• Problem description: Gather every line below where "this" appears.

--- start of Provided data ---

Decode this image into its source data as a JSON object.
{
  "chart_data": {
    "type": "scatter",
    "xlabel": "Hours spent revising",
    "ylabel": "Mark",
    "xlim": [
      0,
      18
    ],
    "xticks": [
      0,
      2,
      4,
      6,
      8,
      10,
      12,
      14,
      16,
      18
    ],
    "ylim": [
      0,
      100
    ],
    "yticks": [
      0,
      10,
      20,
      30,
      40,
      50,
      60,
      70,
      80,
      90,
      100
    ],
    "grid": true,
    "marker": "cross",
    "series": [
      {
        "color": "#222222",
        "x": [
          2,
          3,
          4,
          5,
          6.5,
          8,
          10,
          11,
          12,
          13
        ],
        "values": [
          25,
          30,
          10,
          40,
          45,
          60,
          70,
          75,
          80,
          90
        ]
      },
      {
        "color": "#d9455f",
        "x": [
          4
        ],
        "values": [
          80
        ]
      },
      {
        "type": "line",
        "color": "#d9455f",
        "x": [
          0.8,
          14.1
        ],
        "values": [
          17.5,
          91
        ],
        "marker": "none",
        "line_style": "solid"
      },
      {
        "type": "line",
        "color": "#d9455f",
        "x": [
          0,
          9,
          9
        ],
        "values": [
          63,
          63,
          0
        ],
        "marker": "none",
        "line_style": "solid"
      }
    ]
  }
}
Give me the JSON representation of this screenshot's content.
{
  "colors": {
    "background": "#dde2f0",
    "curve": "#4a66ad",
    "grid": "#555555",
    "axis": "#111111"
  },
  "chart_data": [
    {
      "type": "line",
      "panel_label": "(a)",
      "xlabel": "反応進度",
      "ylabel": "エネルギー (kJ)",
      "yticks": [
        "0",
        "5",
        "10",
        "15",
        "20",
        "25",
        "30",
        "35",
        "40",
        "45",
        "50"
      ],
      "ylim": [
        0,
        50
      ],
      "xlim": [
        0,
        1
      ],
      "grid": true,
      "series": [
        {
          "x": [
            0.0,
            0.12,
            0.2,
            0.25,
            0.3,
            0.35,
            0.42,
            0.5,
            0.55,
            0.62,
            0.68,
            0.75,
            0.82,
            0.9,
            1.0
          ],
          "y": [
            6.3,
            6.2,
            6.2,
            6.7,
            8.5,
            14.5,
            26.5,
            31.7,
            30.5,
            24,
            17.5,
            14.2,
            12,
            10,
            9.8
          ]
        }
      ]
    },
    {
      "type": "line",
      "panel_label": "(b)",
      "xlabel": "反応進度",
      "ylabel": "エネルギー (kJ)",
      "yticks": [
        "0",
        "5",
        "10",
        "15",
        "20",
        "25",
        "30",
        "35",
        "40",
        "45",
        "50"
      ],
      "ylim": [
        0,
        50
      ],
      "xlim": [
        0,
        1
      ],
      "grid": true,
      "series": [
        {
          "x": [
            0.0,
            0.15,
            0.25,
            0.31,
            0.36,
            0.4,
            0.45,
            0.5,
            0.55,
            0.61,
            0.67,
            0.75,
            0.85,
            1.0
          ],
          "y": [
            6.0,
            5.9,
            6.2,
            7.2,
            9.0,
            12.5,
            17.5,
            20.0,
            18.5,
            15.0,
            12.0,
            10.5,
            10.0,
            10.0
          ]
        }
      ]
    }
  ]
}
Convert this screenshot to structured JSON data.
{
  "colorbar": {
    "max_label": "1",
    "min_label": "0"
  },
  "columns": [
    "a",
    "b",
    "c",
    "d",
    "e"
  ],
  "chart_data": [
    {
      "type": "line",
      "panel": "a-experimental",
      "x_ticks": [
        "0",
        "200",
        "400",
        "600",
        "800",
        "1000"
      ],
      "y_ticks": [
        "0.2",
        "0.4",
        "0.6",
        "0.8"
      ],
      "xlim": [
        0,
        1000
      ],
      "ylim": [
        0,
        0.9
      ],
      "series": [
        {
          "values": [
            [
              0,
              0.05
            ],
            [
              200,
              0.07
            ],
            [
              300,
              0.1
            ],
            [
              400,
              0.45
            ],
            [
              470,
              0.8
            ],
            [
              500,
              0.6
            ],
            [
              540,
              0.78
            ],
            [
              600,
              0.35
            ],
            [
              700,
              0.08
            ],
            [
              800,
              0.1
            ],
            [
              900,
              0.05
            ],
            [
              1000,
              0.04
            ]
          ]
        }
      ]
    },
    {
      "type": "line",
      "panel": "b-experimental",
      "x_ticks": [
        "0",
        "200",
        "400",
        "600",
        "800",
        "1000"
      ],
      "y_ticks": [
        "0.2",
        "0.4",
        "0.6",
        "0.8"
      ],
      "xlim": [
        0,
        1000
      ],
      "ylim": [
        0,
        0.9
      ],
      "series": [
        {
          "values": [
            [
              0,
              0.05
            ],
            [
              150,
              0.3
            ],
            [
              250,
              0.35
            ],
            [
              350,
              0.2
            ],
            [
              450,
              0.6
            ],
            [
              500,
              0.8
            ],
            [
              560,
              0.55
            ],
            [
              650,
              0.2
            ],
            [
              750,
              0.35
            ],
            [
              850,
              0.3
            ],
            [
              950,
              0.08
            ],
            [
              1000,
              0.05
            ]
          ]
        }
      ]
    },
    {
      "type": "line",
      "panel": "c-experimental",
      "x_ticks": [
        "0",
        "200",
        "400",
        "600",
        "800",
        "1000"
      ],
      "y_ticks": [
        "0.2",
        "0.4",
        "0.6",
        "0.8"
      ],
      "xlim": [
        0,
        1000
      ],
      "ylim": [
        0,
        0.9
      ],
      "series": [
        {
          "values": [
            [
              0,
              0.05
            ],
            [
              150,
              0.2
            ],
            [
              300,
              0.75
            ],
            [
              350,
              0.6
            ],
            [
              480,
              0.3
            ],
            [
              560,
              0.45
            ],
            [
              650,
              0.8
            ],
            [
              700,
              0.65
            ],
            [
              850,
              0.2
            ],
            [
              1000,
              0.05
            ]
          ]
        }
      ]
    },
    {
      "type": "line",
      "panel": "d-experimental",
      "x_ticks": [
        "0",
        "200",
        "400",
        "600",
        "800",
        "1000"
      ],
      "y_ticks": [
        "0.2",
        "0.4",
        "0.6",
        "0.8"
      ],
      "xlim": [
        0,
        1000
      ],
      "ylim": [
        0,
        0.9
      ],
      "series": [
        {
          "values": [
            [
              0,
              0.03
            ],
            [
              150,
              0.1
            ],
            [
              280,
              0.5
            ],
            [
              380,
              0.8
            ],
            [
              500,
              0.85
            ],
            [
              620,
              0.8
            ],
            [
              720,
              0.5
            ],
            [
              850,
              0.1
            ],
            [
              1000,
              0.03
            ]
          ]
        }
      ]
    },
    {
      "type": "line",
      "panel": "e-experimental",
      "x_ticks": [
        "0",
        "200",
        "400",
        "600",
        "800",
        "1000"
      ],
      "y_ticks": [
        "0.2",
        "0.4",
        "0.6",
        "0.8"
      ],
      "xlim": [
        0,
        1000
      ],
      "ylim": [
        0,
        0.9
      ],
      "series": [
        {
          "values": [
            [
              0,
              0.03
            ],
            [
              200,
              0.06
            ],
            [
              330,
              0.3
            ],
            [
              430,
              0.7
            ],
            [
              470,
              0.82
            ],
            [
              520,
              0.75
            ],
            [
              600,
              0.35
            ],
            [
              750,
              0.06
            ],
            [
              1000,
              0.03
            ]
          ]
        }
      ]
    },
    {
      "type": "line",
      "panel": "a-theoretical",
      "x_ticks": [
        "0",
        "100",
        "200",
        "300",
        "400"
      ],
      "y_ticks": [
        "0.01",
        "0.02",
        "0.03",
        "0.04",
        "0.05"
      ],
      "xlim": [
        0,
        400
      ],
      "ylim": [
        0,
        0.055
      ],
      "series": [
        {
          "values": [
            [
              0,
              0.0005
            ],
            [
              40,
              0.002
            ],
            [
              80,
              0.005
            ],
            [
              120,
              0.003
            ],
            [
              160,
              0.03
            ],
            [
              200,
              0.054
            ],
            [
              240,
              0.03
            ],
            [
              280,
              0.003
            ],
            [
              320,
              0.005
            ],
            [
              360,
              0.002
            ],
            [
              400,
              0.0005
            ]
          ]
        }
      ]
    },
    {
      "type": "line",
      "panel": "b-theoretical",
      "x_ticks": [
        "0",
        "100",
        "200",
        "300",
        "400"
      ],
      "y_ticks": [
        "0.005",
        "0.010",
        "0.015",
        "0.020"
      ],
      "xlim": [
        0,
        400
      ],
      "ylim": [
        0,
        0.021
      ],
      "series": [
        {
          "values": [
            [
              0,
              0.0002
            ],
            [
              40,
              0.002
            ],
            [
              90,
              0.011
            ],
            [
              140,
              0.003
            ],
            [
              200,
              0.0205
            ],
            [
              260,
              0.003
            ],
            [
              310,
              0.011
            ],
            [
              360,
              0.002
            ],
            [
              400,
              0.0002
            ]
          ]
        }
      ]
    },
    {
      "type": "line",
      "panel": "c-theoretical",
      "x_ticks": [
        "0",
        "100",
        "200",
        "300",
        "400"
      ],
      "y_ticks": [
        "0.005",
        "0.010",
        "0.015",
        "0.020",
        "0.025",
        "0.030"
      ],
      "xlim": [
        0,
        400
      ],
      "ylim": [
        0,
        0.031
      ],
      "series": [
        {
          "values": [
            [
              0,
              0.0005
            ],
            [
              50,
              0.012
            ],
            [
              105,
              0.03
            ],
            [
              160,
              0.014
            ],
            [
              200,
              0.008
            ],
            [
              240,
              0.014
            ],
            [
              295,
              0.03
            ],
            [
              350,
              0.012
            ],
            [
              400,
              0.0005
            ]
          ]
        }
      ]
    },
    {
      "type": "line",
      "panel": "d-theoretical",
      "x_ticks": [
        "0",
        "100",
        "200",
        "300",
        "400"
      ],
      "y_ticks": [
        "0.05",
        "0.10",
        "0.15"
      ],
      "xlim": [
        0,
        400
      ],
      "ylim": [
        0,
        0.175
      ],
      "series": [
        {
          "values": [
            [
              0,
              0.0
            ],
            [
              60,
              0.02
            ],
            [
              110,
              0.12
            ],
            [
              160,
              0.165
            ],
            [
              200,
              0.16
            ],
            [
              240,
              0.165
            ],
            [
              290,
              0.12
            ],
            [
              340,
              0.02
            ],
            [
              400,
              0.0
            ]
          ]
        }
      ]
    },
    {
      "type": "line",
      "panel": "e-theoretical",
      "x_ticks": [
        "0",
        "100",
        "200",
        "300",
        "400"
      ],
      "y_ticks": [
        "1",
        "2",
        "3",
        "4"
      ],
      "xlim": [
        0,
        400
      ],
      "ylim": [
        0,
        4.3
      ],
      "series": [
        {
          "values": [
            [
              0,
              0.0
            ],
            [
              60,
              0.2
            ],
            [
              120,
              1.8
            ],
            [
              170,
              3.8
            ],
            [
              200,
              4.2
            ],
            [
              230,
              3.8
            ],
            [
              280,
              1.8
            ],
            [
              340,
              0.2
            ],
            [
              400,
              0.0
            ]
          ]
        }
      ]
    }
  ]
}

--- end of Provided data ---

• The result:
Decode this image into its source data as a JSON object.
Give me the JSON representation of this screenshot's content.
Convert this screenshot to structured JSON data.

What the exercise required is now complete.